- **WHAT IS REQUIRED**:
Every line in the listing is to be echoed verbatim.

#####

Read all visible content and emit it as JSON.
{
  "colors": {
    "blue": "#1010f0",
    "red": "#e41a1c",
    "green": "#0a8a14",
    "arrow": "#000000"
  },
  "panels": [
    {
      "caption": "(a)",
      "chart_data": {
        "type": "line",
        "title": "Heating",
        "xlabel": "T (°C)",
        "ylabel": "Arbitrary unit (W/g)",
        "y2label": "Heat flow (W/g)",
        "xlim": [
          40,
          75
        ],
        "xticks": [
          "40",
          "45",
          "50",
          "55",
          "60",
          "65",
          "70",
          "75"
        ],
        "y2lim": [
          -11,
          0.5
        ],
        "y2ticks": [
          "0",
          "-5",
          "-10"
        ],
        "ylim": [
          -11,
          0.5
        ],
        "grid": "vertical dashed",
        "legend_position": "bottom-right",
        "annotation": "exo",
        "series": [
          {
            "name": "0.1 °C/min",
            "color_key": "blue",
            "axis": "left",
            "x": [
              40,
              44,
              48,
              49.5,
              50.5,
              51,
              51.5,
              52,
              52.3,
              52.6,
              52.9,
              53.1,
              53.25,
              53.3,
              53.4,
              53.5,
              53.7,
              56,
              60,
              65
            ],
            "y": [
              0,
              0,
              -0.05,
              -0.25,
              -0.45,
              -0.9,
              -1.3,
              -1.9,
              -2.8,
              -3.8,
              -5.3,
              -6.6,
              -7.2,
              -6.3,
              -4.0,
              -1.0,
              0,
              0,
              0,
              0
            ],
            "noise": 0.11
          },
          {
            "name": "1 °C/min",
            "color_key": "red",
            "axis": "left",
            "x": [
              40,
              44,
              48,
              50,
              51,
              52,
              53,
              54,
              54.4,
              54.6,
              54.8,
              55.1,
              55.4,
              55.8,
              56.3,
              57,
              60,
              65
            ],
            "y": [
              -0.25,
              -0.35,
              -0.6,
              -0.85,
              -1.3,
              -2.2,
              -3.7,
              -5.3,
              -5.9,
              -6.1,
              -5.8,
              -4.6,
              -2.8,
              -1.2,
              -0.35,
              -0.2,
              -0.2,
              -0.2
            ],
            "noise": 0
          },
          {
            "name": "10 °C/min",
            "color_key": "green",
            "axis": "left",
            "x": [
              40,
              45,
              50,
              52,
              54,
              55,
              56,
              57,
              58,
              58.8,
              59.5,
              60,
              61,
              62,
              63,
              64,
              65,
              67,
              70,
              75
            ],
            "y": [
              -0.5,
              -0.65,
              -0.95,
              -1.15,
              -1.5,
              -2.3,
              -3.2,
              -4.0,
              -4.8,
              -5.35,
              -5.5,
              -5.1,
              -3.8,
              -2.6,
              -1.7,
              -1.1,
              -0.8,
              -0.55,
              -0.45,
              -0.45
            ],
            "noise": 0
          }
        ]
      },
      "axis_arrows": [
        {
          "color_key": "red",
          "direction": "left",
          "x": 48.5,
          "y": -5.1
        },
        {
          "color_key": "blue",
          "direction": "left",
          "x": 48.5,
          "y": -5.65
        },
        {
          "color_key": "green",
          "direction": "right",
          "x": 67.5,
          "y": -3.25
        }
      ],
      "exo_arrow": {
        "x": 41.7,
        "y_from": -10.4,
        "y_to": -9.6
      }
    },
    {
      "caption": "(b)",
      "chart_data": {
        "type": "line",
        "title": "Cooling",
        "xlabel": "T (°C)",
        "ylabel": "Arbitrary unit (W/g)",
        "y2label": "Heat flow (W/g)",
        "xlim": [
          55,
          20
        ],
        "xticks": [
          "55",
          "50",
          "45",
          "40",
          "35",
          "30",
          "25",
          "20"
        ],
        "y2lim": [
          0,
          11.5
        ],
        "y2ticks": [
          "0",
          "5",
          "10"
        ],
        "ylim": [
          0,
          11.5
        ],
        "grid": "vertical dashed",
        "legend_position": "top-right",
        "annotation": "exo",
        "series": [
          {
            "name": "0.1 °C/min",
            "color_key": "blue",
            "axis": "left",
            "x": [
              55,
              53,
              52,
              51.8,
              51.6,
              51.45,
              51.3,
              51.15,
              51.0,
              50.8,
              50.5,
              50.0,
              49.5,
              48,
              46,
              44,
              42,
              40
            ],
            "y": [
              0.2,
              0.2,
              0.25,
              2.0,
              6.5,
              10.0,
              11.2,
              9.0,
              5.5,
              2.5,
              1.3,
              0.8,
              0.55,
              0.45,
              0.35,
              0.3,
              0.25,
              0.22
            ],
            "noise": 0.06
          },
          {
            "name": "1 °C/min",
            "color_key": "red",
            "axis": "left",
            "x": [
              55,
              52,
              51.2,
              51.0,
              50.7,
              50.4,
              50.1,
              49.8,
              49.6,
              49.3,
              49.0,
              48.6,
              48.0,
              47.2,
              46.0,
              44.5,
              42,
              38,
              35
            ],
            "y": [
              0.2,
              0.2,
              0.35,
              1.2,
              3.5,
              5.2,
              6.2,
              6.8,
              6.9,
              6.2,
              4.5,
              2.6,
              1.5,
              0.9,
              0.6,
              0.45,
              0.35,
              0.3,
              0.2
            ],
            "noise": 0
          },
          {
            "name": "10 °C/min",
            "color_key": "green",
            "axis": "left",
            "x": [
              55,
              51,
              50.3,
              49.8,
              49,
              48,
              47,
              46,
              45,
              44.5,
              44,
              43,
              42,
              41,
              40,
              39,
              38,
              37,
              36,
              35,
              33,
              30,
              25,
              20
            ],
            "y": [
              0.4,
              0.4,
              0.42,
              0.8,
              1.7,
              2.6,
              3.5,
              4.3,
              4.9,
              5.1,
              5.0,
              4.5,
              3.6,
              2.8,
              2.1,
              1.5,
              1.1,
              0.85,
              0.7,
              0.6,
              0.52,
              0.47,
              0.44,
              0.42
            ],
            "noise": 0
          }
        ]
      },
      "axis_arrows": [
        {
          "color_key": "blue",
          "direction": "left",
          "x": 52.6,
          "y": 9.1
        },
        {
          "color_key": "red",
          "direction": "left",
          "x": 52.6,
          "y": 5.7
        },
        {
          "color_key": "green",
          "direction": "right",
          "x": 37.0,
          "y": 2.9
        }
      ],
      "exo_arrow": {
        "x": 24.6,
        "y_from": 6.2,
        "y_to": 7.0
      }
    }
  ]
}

#####

- **TASK ANSWER**:
Read all visible content and emit it as JSON.
{
  "colors": {
    "blue": "#1010f0",
    "red": "#e41a1c",
    "green": "#0a8a14",
    "arrow": "#000000"
  },
  "panels": [
    {
      "caption": "(a)",
      "chart_data": {
        "type": "line",
        "title": "Heating",
        "xlabel": "T (°C)",
        "ylabel": "Arbitrary unit (W/g)",
        "y2label": "Heat flow (W/g)",
        "xlim": [
          40,
          75
        ],
        "xticks": [
          "40",
          "45",
          "50",
          "55",
          "60",
          "65",
          "70",
          "75"
        ],
        "y2lim": [
          -11,
          0.5
        ],
        "y2ticks": [
          "0",
          "-5",
          "-10"
        ],
        "ylim": [
          -11,
          0.5
        ],
        "grid": "vertical dashed",
        "legend_position": "bottom-right",
        "annotation": "exo",
        "series": [
          {
            "name": "0.1 °C/min",
            "color_key": "blue",
            "axis": "left",
            "x": [
              40,
              44,
              48,
              49.5,
              50.5,
              51,
              51.5,
              52,
              52.3,
              52.6,
              52.9,
              53.1,
              53.25,
              53.3,
              53.4,
              53.5,
              53.7,
              56,
              60,
              65
            ],
            "y": [
              0,
              0,
              -0.05,
              -0.25,
              -0.45,
              -0.9,
              -1.3,
              -1.9,
              -2.8,
              -3.8,
              -5.3,
              -6.6,
              -7.2,
              -6.3,
              -4.0,
              -1.0,
              0,
              0,
              0,
              0
            ],
            "noise": 0.11
          },
          {
            "name": "1 °C/min",
            "color_key": "red",
            "axis": "left",
            "x": [
              40,
              44,
              48,
              50,
              51,
              52,
              53,
              54,
              54.4,
              54.6,
              54.8,
              55.1,
              55.4,
              55.8,
              56.3,
              57,
              60,
              65
            ],
            "y": [
              -0.25,
              -0.35,
              -0.6,
              -0.85,
              -1.3,
              -2.2,
              -3.7,
              -5.3,
              -5.9,
              -6.1,
              -5.8,
              -4.6,
              -2.8,
              -1.2,
              -0.35,
              -0.2,
              -0.2,
              -0.2
            ],
            "noise": 0
          },
          {
            "name": "10 °C/min",
            "color_key": "green",
            "axis": "left",
            "x": [
              40,
              45,
              50,
              52,
              54,
              55,
              56,
              57,
              58,
              58.8,
              59.5,
              60,
              61,
              62,
              63,
              64,
              65,
              67,
              70,
              75
            ],
            "y": [
              -0.5,
              -0.65,
              -0.95,
              -1.15,
              -1.5,
              -2.3,
              -3.2,
              -4.0,
              -4.8,
              -5.35,
              -5.5,
              -5.1,
              -3.8,
              -2.6,
              -1.7,
              -1.1,
              -0.8,
              -0.55,
              -0.45,
              -0.45
            ],
            "noise": 0
          }
        ]
      },
      "axis_arrows": [
        {
          "color_key": "red",
          "direction": "left",
          "x": 48.5,
          "y": -5.1
        },
        {
          "color_key": "blue",
          "direction": "left",
          "x": 48.5,
          "y": -5.65
        },
        {
          "color_key": "green",
          "direction": "right",
          "x": 67.5,
          "y": -3.25
        }
      ],
      "exo_arrow": {
        "x": 41.7,
        "y_from": -10.4,
        "y_to": -9.6
      }
    },
    {
      "caption": "(b)",
      "chart_data": {
        "type": "line",
        "title": "Cooling",
        "xlabel": "T (°C)",
        "ylabel": "Arbitrary unit (W/g)",
        "y2label": "Heat flow (W/g)",
        "xlim": [
          55,
          20
        ],
        "xticks": [
          "55",
          "50",
          "45",
          "40",
          "35",
          "30",
          "25",
          "20"
        ],
        "y2lim": [
          0,
          11.5
        ],
        "y2ticks": [
          "0",
          "5",
          "10"
        ],
        "ylim": [
          0,
          11.5
        ],
        "grid": "vertical dashed",
        "legend_position": "top-right",
        "annotation": "exo",
        "series": [
          {
            "name": "0.1 °C/min",
            "color_key": "blue",
            "axis": "left",
            "x": [
              55,
              53,
              52,
              51.8,
              51.6,
              51.45,
              51.3,
              51.15,
              51.0,
              50.8,
              50.5,
              50.0,
              49.5,
              48,
              46,
              44,
              42,
              40
            ],
            "y": [
              0.2,
              0.2,
              0.25,
              2.0,
              6.5,
              10.0,
              11.2,
              9.0,
              5.5,
              2.5,
              1.3,
              0.8,
              0.55,
              0.45,
              0.35,
              0.3,
              0.25,
              0.22
            ],
            "noise": 0.06
          },
          {
            "name": "1 °C/min",
            "color_key": "red",
            "axis": "left",
            "x": [
              55,
              52,
              51.2,
              51.0,
              50.7,
              50.4,
              50.1,
              49.8,
              49.6,
              49.3,
              49.0,
              48.6,
              48.0,
              47.2,
              46.0,
              44.5,
              42,
              38,
              35
            ],
            "y": [
              0.2,
              0.2,
              0.35,
              1.2,
              3.5,
              5.2,
              6.2,
              6.8,
              6.9,
              6.2,
              4.5,
              2.6,
              1.5,
              0.9,
              0.6,
              0.45,
              0.35,
              0.3,
              0.2
            ],
            "noise": 0
          },
          {
            "name": "10 °C/min",
            "color_key": "green",
            "axis": "left",
            "x": [
              55,
              51,
              50.3,
              49.8,
              49,
              48,
              47,
              46,
              45,
              44.5,
              44,
              43,
              42,
              41,
              40,
              39,
              38,
              37,
              36,
              35,
              33,
              30,
              25,
              20
            ],
            "y": [
              0.4,
              0.4,
              0.42,
              0.8,
              1.7,
              2.6,
              3.5,
              4.3,
              4.9,
              5.1,
              5.0,
              4.5,
              3.6,
              2.8,
              2.1,
              1.5,
              1.1,
              0.85,
              0.7,
              0.6,
              0.52,
              0.47,
              0.44,
              0.42
            ],
            "noise": 0
          }
        ]
      },
      "axis_arrows": [
        {
          "color_key": "blue",
          "direction": "left",
          "x": 52.6,
          "y": 9.1
        },
        {
          "color_key": "red",
          "direction": "left",
          "x": 52.6,
          "y": 5.7
        },
        {
          "color_key": "green",
          "direction": "right",
          "x": 37.0,
          "y": 2.9
        }
      ],
      "exo_arrow": {
        "x": 24.6,
        "y_from": 6.2,
        "y_to": 7.0
      }
    }
  ]
}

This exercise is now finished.